## Begin Data listing
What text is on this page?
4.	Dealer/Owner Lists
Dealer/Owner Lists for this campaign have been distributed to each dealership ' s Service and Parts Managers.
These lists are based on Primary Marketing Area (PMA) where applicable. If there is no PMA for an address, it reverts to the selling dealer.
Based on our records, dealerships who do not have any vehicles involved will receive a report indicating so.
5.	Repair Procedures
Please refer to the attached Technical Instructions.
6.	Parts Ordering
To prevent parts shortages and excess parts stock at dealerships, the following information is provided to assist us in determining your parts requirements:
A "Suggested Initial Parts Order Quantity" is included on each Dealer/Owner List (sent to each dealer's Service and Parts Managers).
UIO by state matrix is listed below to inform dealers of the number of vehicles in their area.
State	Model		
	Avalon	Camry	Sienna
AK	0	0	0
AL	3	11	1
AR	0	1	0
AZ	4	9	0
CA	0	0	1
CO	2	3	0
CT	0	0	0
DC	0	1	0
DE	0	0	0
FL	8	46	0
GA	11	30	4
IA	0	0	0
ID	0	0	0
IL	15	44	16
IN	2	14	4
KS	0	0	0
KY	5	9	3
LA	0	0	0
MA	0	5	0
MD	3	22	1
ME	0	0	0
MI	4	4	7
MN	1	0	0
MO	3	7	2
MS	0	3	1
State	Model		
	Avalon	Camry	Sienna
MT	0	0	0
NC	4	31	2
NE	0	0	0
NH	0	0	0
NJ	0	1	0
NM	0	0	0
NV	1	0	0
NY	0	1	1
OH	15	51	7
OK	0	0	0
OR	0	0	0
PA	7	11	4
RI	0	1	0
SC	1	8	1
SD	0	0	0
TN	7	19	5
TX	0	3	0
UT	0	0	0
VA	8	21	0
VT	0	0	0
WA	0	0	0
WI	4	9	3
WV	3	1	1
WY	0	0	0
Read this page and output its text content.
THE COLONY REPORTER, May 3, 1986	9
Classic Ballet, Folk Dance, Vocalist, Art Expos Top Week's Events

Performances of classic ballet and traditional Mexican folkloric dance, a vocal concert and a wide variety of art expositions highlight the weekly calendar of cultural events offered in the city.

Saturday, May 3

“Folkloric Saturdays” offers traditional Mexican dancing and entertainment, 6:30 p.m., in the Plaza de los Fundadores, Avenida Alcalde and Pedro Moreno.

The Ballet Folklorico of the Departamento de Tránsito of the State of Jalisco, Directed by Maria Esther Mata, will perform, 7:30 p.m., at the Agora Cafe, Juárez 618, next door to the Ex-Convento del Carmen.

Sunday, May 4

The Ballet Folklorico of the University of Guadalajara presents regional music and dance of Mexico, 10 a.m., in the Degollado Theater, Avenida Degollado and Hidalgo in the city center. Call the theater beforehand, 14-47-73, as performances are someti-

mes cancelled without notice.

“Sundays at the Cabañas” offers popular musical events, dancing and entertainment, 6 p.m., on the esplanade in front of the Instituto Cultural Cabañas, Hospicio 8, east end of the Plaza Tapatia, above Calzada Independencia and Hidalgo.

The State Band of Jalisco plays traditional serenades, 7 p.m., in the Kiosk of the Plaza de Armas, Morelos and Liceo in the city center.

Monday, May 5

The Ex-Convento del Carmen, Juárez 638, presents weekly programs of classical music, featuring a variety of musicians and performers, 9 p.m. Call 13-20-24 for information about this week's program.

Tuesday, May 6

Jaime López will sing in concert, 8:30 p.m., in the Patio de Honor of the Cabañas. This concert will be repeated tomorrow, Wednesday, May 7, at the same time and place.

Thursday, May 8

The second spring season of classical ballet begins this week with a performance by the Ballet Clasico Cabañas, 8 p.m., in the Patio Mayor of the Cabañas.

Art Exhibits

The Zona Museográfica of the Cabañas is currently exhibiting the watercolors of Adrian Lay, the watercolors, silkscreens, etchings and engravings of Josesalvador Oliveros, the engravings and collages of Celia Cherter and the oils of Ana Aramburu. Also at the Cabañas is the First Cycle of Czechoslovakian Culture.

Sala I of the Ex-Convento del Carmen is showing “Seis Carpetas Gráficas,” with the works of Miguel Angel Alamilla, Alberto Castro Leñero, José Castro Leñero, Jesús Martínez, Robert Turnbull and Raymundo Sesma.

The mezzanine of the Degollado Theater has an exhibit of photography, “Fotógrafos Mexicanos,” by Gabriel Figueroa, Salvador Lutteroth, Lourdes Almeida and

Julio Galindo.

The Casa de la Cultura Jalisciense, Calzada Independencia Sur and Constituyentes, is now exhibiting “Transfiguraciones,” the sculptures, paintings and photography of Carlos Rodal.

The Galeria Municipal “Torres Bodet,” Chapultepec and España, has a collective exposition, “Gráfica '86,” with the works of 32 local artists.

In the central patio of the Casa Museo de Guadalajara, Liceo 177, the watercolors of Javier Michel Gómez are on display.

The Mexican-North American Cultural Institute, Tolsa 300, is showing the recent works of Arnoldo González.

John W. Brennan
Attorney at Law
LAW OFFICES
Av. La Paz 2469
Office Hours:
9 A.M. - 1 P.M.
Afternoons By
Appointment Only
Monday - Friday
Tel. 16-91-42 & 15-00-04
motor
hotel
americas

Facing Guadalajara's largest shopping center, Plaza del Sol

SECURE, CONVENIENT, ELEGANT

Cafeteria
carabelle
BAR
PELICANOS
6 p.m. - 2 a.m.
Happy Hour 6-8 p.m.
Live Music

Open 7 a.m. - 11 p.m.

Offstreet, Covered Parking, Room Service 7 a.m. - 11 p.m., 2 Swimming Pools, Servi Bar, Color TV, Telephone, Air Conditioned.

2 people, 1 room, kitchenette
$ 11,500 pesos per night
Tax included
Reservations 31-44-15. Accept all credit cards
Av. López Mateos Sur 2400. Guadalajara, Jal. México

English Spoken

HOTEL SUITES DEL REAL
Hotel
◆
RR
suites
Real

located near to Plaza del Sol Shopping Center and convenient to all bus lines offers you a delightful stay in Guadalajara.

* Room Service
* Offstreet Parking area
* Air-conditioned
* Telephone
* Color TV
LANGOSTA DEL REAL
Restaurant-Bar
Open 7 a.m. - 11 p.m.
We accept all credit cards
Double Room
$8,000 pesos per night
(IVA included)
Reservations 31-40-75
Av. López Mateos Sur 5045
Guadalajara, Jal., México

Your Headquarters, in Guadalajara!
## End Data listing
• Your task
Tally the lines above that contain the word "México", and reply with only the number.

• Written solution
2